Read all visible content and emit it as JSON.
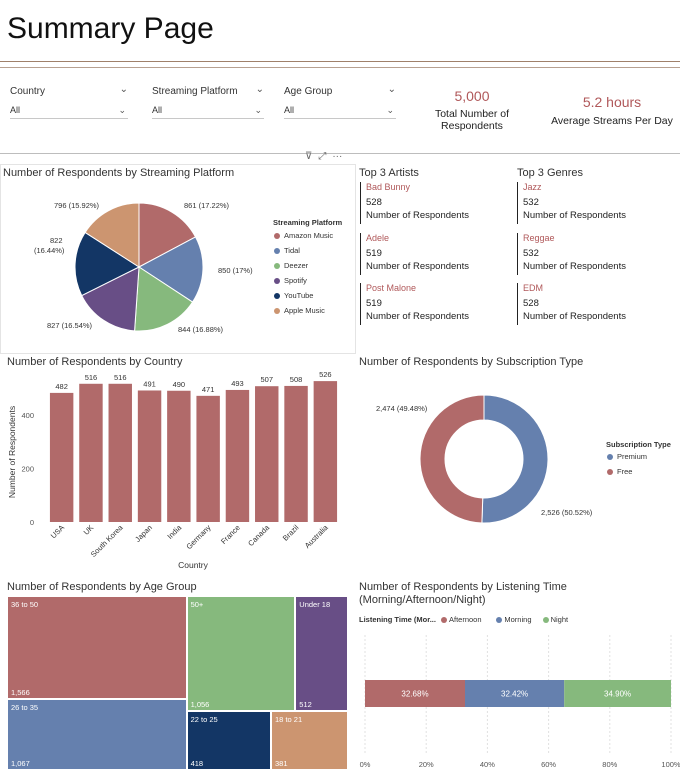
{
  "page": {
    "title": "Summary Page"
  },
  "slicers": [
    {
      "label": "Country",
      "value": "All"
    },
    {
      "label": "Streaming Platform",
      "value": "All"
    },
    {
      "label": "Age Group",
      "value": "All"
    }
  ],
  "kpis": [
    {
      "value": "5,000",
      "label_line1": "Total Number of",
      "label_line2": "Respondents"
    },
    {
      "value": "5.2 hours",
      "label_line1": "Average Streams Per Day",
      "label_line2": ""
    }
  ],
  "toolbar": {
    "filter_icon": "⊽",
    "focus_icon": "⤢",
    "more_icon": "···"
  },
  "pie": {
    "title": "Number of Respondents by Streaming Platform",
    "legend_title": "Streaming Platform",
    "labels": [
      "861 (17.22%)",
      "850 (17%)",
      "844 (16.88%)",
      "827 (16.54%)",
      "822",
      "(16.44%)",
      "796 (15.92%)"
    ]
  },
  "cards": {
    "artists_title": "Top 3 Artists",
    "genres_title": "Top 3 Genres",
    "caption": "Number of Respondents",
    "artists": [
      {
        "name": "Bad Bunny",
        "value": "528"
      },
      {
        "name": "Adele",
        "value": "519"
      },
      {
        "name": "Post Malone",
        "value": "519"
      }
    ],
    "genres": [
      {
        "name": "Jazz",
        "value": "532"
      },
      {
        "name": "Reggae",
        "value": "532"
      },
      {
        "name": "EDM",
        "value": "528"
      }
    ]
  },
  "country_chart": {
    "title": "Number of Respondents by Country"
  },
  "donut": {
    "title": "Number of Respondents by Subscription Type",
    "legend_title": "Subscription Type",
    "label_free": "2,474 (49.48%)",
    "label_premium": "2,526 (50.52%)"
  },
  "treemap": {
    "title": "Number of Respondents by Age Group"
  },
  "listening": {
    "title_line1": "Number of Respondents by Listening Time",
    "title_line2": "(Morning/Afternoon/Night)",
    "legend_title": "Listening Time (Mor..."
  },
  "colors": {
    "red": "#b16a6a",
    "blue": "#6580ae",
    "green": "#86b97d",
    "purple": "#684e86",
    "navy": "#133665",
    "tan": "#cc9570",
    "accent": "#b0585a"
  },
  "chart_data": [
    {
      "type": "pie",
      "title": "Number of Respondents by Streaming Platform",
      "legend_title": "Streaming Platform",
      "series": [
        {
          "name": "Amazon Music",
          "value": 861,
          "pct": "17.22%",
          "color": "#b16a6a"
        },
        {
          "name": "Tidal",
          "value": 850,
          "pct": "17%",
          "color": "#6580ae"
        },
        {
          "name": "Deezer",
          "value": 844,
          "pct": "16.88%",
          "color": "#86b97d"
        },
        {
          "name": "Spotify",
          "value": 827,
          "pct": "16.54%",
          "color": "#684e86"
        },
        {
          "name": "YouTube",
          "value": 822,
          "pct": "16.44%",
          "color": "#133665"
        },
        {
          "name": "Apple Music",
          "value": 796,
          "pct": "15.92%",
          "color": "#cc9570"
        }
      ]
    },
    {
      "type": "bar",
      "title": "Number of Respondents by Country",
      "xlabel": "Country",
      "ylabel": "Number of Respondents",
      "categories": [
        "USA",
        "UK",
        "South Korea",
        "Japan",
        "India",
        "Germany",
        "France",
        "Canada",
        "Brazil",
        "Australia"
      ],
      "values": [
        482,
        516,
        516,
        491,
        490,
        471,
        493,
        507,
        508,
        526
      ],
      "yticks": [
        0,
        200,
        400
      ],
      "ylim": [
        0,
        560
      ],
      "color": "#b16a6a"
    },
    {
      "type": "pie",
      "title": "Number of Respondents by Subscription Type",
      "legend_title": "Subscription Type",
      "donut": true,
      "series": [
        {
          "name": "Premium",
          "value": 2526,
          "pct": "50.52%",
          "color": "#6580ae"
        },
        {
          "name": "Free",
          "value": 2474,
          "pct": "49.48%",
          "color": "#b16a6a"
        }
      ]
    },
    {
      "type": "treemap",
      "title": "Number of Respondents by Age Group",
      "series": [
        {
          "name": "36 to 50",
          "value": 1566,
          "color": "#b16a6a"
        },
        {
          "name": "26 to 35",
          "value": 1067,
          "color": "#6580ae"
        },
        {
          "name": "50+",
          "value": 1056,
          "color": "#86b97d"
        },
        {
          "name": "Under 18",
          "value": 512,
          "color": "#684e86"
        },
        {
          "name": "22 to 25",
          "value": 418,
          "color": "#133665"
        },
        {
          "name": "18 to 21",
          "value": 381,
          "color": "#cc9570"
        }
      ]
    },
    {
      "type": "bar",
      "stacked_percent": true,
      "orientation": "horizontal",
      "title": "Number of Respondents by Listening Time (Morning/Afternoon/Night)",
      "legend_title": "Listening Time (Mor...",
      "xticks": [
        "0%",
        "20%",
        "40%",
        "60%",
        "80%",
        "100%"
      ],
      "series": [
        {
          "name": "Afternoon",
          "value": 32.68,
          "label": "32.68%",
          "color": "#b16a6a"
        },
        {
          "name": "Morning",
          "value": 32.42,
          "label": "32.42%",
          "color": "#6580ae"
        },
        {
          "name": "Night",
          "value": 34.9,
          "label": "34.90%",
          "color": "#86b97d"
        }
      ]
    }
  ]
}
+ + + + + + +
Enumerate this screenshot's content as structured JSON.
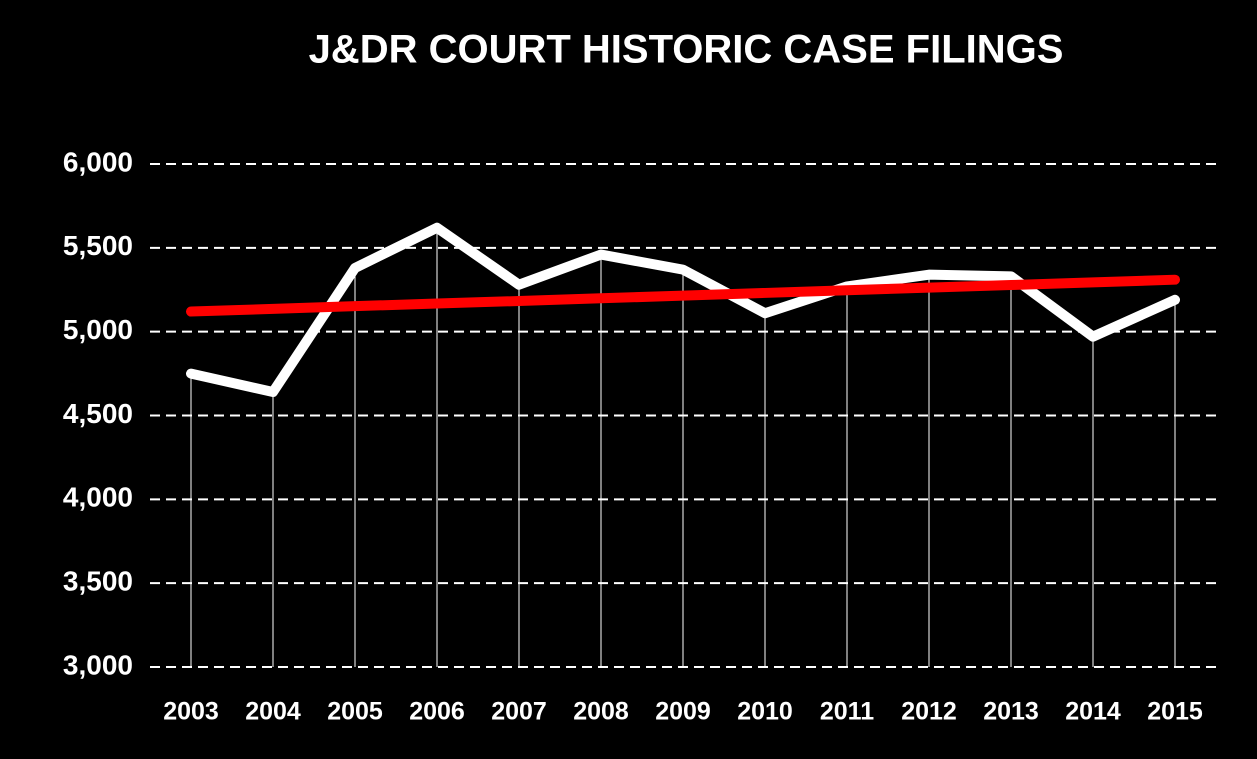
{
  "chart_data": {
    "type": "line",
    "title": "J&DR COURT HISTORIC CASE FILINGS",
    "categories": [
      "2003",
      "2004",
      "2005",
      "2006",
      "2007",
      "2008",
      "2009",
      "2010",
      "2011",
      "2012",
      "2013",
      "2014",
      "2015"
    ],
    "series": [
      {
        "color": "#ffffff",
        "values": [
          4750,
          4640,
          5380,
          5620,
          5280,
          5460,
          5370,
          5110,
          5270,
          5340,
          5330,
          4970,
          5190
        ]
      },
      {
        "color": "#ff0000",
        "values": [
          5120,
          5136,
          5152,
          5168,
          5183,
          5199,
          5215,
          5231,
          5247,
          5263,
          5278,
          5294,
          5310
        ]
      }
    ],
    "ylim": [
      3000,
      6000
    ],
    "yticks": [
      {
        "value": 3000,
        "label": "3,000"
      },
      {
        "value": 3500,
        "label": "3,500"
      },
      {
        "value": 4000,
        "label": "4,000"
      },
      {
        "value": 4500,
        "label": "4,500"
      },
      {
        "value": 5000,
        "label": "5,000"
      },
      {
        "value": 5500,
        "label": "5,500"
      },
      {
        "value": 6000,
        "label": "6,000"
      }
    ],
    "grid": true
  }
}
+ + + + + + +
• [Exercise requirements]: Find the word "Platform" in the records and pull out each line that has it.

• [Reply to the task]:
      "label": "Streaming Platform",
    "title": "Number of Respondents by Streaming Platform",
    "legend_title": "Streaming Platform",
      "title": "Number of Respondents by Streaming Platform",
      "legend_title": "Streaming Platform",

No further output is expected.